#### WHAT TO WORK ON:
Whichever lines include the word "Inhba", copy them as they appear in the data.

#### Data entries:
╭──

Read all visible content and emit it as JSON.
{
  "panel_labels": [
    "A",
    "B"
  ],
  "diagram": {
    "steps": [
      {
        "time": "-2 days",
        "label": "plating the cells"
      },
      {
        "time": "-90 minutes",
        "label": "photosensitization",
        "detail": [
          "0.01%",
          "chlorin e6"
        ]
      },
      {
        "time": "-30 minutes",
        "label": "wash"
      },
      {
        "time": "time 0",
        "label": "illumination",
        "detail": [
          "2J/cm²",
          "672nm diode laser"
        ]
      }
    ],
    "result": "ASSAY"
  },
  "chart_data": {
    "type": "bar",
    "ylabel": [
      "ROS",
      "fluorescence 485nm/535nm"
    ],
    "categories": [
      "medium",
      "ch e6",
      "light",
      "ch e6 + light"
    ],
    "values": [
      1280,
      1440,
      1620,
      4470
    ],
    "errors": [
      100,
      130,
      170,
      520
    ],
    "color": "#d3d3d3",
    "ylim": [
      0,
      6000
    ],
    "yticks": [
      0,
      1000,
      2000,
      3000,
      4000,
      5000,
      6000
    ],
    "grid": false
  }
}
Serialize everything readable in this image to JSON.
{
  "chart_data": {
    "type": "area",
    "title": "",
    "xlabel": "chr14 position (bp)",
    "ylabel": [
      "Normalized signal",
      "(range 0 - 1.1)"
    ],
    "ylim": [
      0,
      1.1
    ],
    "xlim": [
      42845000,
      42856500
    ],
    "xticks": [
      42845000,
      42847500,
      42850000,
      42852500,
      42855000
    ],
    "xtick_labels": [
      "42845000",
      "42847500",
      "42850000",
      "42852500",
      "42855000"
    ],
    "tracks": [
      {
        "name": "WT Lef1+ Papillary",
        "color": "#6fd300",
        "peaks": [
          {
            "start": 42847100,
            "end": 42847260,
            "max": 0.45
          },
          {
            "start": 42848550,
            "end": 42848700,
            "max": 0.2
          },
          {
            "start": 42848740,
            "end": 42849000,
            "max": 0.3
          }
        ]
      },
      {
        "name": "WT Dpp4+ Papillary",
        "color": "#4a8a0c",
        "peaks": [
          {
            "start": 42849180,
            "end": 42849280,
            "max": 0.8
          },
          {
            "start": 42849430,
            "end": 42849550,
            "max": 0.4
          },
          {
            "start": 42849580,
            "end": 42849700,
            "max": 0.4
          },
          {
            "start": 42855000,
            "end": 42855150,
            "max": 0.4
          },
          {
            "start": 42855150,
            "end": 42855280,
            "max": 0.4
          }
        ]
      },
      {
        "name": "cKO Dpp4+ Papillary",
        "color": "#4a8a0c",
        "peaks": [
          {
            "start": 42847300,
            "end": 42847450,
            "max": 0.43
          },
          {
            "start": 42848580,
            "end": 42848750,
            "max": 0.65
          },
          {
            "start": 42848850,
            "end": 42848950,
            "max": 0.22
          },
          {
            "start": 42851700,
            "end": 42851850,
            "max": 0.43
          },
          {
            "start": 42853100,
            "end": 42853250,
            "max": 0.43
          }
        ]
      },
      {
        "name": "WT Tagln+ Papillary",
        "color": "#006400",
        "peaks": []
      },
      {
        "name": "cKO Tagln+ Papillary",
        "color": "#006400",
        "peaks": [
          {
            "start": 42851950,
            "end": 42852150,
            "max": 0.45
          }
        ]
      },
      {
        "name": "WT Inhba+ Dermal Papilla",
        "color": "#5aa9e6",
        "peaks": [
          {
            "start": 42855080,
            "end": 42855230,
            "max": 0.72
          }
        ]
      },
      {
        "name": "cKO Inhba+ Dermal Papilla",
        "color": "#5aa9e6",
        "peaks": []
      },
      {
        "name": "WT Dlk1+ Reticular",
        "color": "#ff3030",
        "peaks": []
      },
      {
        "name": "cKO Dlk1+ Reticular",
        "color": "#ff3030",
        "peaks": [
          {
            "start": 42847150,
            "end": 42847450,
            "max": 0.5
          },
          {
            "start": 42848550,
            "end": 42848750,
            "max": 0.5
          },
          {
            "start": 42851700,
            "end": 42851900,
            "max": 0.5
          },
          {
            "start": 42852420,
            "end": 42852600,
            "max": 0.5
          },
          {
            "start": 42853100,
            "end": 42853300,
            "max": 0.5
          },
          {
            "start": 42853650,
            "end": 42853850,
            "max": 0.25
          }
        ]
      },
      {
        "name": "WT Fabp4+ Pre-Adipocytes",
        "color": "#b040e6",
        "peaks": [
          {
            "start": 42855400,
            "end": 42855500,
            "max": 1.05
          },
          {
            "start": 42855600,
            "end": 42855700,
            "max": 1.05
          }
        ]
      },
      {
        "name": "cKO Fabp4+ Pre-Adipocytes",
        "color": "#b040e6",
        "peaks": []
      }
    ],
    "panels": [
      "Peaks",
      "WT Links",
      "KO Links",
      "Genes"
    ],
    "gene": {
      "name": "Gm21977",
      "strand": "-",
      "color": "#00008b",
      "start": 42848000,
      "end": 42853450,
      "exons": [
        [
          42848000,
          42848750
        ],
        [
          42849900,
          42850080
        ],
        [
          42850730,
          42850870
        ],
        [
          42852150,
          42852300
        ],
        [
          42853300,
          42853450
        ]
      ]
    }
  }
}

╰──

#### RESULT OF THE TASK:
        "name": "WT Inhba+ Dermal Papilla",
        "name": "cKO Inhba+ Dermal Papilla",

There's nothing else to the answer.